━━━ Data provided ━━━
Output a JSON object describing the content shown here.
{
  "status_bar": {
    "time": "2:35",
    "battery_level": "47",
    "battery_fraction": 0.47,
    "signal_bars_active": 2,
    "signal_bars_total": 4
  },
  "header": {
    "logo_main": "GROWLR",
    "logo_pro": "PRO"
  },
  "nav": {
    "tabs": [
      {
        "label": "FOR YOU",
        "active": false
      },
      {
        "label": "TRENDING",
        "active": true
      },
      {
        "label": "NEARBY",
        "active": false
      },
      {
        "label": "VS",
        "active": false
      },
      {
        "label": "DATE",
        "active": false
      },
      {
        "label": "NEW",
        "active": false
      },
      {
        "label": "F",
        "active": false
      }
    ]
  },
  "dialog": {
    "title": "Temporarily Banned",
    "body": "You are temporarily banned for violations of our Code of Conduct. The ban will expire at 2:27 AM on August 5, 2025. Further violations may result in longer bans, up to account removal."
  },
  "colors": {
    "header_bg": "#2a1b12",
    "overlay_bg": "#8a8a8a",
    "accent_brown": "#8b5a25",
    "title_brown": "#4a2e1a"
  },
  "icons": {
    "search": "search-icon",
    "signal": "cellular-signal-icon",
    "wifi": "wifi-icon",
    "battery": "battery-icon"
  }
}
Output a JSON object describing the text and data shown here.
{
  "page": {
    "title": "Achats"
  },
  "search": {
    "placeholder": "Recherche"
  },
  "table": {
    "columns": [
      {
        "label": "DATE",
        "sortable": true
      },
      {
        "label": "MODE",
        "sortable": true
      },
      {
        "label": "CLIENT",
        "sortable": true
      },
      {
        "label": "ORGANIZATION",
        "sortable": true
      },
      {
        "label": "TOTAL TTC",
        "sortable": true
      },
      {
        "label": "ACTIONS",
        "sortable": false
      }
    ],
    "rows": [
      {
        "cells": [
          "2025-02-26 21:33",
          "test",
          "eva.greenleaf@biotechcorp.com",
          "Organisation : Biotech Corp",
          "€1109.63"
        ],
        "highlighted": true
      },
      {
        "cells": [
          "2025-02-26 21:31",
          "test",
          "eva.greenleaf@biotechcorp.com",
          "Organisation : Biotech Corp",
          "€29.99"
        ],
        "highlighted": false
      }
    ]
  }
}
━━━
Required task
Set down each entry again, unchanged.

Exercise solution
Output a JSON object describing the content shown here.
{
  "status_bar": {
    "time": "2:35",
    "battery_level": "47",
    "battery_fraction": 0.47,
    "signal_bars_active": 2,
    "signal_bars_total": 4
  },
  "header": {
    "logo_main": "GROWLR",
    "logo_pro": "PRO"
  },
  "nav": {
    "tabs": [
      {
        "label": "FOR YOU",
        "active": false
      },
      {
        "label": "TRENDING",
        "active": true
      },
      {
        "label": "NEARBY",
        "active": false
      },
      {
        "label": "VS",
        "active": false
      },
      {
        "label": "DATE",
        "active": false
      },
      {
        "label": "NEW",
        "active": false
      },
      {
        "label": "F",
        "active": false
      }
    ]
  },
  "dialog": {
    "title": "Temporarily Banned",
    "body": "You are temporarily banned for violations of our Code of Conduct. The ban will expire at 2:27 AM on August 5, 2025. Further violations may result in longer bans, up to account removal."
  },
  "colors": {
    "header_bg": "#2a1b12",
    "overlay_bg": "#8a8a8a",
    "accent_brown": "#8b5a25",
    "title_brown": "#4a2e1a"
  },
  "icons": {
    "search": "search-icon",
    "signal": "cellular-signal-icon",
    "wifi": "wifi-icon",
    "battery": "battery-icon"
  }
}
Output a JSON object describing the text and data shown here.
{
  "page": {
    "title": "Achats"
  },
  "search": {
    "placeholder": "Recherche"
  },
  "table": {
    "columns": [
      {
        "label": "DATE",
        "sortable": true
      },
      {
        "label": "MODE",
        "sortable": true
      },
      {
        "label": "CLIENT",
        "sortable": true
      },
      {
        "label": "ORGANIZATION",
        "sortable": true
      },
      {
        "label": "TOTAL TTC",
        "sortable": true
      },
      {
        "label": "ACTIONS",
        "sortable": false
      }
    ],
    "rows": [
      {
        "cells": [
          "2025-02-26 21:33",
          "test",
          "eva.greenleaf@biotechcorp.com",
          "Organisation : Biotech Corp",
          "€1109.63"
        ],
        "highlighted": true
      },
      {
        "cells": [
          "2025-02-26 21:31",
          "test",
          "eva.greenleaf@biotechcorp.com",
          "Organisation : Biotech Corp",
          "€29.99"
        ],
        "highlighted": false
      }
    ]
  }
}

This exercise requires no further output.